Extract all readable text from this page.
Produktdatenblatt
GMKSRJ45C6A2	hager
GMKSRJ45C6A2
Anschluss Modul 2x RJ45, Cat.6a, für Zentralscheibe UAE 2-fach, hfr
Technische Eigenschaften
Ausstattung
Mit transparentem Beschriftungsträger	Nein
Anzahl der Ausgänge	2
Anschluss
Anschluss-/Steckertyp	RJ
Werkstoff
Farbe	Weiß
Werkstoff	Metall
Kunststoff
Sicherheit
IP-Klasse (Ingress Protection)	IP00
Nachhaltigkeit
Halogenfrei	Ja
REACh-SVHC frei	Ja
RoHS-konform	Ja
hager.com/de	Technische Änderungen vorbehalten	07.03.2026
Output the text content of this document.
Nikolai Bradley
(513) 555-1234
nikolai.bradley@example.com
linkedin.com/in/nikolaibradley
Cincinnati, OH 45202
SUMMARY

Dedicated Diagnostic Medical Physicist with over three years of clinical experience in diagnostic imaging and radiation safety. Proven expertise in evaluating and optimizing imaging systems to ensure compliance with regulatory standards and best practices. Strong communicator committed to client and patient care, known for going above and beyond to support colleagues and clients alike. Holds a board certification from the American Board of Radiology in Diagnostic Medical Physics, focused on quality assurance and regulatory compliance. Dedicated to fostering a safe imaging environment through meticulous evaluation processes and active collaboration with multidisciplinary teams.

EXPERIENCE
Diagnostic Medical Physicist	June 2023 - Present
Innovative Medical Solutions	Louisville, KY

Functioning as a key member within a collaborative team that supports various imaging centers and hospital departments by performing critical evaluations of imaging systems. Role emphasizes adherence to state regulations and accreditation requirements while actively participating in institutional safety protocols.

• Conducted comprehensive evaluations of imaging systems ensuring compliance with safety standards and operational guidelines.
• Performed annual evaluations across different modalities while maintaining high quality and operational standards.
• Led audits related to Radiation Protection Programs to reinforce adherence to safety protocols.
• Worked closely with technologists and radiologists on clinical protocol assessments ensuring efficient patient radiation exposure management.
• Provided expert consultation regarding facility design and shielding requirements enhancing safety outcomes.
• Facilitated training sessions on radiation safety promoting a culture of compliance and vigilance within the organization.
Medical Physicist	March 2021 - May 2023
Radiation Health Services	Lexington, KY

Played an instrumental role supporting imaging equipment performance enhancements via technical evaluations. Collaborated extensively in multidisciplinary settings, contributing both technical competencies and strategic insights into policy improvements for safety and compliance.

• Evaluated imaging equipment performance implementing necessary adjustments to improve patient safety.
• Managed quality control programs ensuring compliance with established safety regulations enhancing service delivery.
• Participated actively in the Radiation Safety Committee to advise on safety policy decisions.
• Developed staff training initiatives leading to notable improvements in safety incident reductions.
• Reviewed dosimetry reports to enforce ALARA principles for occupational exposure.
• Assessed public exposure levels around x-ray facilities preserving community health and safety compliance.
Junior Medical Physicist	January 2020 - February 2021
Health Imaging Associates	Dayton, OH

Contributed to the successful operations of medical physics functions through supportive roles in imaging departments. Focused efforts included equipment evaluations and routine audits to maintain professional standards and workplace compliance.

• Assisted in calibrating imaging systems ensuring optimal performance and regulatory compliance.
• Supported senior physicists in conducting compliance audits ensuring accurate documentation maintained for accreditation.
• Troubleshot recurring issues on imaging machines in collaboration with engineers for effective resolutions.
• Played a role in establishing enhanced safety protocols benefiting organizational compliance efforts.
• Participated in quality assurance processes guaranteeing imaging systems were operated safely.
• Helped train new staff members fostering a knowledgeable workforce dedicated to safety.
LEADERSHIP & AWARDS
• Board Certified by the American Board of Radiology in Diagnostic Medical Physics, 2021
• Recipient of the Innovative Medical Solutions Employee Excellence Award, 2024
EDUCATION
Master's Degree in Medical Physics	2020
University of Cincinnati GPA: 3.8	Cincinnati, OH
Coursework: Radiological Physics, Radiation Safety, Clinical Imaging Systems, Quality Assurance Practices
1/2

| AIM OF THE TASK |
Extract the entries above verbatim.

| COMPLETE RESPONSE |
Extract all readable text from this page.
Produktdatenblatt
GMKSRJ45C6A2	hager
GMKSRJ45C6A2
Anschluss Modul 2x RJ45, Cat.6a, für Zentralscheibe UAE 2-fach, hfr
Technische Eigenschaften
Ausstattung
Mit transparentem Beschriftungsträger	Nein
Anzahl der Ausgänge	2
Anschluss
Anschluss-/Steckertyp	RJ
Werkstoff
Farbe	Weiß
Werkstoff	Metall
Kunststoff
Sicherheit
IP-Klasse (Ingress Protection)	IP00
Nachhaltigkeit
Halogenfrei	Ja
REACh-SVHC frei	Ja
RoHS-konform	Ja
hager.com/de	Technische Änderungen vorbehalten	07.03.2026
Output the text content of this document.
Nikolai Bradley
(513) 555-1234
nikolai.bradley@example.com
linkedin.com/in/nikolaibradley
Cincinnati, OH 45202
SUMMARY

Dedicated Diagnostic Medical Physicist with over three years of clinical experience in diagnostic imaging and radiation safety. Proven expertise in evaluating and optimizing imaging systems to ensure compliance with regulatory standards and best practices. Strong communicator committed to client and patient care, known for going above and beyond to support colleagues and clients alike. Holds a board certification from the American Board of Radiology in Diagnostic Medical Physics, focused on quality assurance and regulatory compliance. Dedicated to fostering a safe imaging environment through meticulous evaluation processes and active collaboration with multidisciplinary teams.

EXPERIENCE
Diagnostic Medical Physicist	June 2023 - Present
Innovative Medical Solutions	Louisville, KY

Functioning as a key member within a collaborative team that supports various imaging centers and hospital departments by performing critical evaluations of imaging systems. Role emphasizes adherence to state regulations and accreditation requirements while actively participating in institutional safety protocols.

• Conducted comprehensive evaluations of imaging systems ensuring compliance with safety standards and operational guidelines.
• Performed annual evaluations across different modalities while maintaining high quality and operational standards.
• Led audits related to Radiation Protection Programs to reinforce adherence to safety protocols.
• Worked closely with technologists and radiologists on clinical protocol assessments ensuring efficient patient radiation exposure management.
• Provided expert consultation regarding facility design and shielding requirements enhancing safety outcomes.
• Facilitated training sessions on radiation safety promoting a culture of compliance and vigilance within the organization.
Medical Physicist	March 2021 - May 2023
Radiation Health Services	Lexington, KY

Played an instrumental role supporting imaging equipment performance enhancements via technical evaluations. Collaborated extensively in multidisciplinary settings, contributing both technical competencies and strategic insights into policy improvements for safety and compliance.

• Evaluated imaging equipment performance implementing necessary adjustments to improve patient safety.
• Managed quality control programs ensuring compliance with established safety regulations enhancing service delivery.
• Participated actively in the Radiation Safety Committee to advise on safety policy decisions.
• Developed staff training initiatives leading to notable improvements in safety incident reductions.
• Reviewed dosimetry reports to enforce ALARA principles for occupational exposure.
• Assessed public exposure levels around x-ray facilities preserving community health and safety compliance.
Junior Medical Physicist	January 2020 - February 2021
Health Imaging Associates	Dayton, OH

Contributed to the successful operations of medical physics functions through supportive roles in imaging departments. Focused efforts included equipment evaluations and routine audits to maintain professional standards and workplace compliance.

• Assisted in calibrating imaging systems ensuring optimal performance and regulatory compliance.
• Supported senior physicists in conducting compliance audits ensuring accurate documentation maintained for accreditation.
• Troubleshot recurring issues on imaging machines in collaboration with engineers for effective resolutions.
• Played a role in establishing enhanced safety protocols benefiting organizational compliance efforts.
• Participated in quality assurance processes guaranteeing imaging systems were operated safely.
• Helped train new staff members fostering a knowledgeable workforce dedicated to safety.
LEADERSHIP & AWARDS
• Board Certified by the American Board of Radiology in Diagnostic Medical Physics, 2021
• Recipient of the Innovative Medical Solutions Employee Excellence Award, 2024
EDUCATION
Master's Degree in Medical Physics	2020
University of Cincinnati GPA: 3.8	Cincinnati, OH
Coursework: Radiological Physics, Radiation Safety, Clinical Imaging Systems, Quality Assurance Practices
1/2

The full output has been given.